--- DATA LINES ---

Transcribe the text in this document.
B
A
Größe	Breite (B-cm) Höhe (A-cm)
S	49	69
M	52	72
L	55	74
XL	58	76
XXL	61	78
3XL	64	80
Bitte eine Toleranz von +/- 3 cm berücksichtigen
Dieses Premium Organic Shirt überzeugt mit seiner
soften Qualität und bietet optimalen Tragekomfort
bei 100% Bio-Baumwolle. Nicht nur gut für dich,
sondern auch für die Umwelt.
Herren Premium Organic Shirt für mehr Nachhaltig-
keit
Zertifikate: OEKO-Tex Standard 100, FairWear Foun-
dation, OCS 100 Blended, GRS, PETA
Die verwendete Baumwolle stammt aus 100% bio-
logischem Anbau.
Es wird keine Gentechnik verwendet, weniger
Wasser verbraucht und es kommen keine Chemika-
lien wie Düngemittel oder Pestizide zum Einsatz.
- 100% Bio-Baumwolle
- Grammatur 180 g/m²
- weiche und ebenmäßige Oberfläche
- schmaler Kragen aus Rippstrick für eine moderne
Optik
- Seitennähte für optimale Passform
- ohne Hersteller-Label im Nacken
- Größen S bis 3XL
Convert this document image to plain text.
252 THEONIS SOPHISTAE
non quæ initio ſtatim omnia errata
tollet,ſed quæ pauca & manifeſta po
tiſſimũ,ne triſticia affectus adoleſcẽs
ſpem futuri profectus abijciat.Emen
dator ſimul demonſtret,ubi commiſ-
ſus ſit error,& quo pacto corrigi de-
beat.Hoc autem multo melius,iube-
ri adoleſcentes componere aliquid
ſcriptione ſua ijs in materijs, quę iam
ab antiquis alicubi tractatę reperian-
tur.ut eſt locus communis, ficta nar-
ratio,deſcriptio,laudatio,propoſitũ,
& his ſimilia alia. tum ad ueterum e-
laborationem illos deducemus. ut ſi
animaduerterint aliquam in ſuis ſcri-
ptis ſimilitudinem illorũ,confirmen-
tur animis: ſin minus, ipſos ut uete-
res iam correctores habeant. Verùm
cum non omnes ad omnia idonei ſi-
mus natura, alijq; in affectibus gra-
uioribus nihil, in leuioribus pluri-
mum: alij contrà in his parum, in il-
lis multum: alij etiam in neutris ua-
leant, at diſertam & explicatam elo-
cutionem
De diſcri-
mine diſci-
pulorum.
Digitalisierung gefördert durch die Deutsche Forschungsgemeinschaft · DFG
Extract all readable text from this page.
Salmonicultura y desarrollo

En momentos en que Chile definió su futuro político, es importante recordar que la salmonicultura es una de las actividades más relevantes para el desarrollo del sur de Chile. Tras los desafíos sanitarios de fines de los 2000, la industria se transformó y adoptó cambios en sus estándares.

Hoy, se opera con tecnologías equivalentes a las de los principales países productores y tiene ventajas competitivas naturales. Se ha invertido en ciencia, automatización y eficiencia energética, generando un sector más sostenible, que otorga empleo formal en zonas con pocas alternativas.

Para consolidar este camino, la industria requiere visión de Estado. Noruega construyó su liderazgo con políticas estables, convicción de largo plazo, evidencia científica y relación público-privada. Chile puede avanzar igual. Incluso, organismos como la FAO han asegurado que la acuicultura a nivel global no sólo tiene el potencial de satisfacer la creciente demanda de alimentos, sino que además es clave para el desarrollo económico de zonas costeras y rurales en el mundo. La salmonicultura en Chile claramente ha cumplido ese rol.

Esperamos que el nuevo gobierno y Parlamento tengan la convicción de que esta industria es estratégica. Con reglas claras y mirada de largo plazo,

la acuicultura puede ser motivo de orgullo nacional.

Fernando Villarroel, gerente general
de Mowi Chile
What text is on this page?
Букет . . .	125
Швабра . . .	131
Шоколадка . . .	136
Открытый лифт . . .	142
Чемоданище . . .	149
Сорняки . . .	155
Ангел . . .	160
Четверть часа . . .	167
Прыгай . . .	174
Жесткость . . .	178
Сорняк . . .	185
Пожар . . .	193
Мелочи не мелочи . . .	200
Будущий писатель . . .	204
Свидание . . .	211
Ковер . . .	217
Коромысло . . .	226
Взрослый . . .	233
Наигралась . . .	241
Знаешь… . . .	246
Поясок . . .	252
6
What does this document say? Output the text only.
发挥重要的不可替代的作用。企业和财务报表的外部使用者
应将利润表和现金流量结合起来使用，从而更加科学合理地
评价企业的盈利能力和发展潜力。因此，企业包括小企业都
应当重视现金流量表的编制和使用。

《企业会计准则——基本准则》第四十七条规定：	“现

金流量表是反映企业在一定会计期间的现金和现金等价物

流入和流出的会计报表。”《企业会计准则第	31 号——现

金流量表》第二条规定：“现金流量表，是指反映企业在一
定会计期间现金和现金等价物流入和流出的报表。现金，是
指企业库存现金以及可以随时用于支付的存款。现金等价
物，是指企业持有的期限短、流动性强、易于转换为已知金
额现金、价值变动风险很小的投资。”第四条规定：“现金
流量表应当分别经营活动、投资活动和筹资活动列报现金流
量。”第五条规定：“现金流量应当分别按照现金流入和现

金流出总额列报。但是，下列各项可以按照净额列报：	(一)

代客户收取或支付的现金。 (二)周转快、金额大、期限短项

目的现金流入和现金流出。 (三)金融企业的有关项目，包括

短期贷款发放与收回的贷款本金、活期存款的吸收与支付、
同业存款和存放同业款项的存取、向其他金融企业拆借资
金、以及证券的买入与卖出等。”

---

- [GOAL]: Take the line that contains "What text is on this page?" and every line after it through the end of the listing above, and repeat them exactly.

- [TASK RESULT]:
What text is on this page?
Букет . . .	125
Швабра . . .	131
Шоколадка . . .	136
Открытый лифт . . .	142
Чемоданище . . .	149
Сорняки . . .	155
Ангел . . .	160
Четверть часа . . .	167
Прыгай . . .	174
Жесткость . . .	178
Сорняк . . .	185
Пожар . . .	193
Мелочи не мелочи . . .	200
Будущий писатель . . .	204
Свидание . . .	211
Ковер . . .	217
Коромысло . . .	226
Взрослый . . .	233
Наигралась . . .	241
Знаешь… . . .	246
Поясок . . .	252
6
What does this document say? Output the text only.
发挥重要的不可替代的作用。企业和财务报表的外部使用者
应将利润表和现金流量结合起来使用，从而更加科学合理地
评价企业的盈利能力和发展潜力。因此，企业包括小企业都
应当重视现金流量表的编制和使用。

《企业会计准则——基本准则》第四十七条规定：	“现

金流量表是反映企业在一定会计期间的现金和现金等价物

流入和流出的会计报表。”《企业会计准则第	31 号——现

金流量表》第二条规定：“现金流量表，是指反映企业在一
定会计期间现金和现金等价物流入和流出的报表。现金，是
指企业库存现金以及可以随时用于支付的存款。现金等价
物，是指企业持有的期限短、流动性强、易于转换为已知金
额现金、价值变动风险很小的投资。”第四条规定：“现金
流量表应当分别经营活动、投资活动和筹资活动列报现金流
量。”第五条规定：“现金流量应当分别按照现金流入和现

金流出总额列报。但是，下列各项可以按照净额列报：	(一)

代客户收取或支付的现金。 (二)周转快、金额大、期限短项

目的现金流入和现金流出。 (三)金融企业的有关项目，包括

短期贷款发放与收回的贷款本金、活期存款的吸收与支付、
同业存款和存放同业款项的存取、向其他金融企业拆借资
金、以及证券的买入与卖出等。”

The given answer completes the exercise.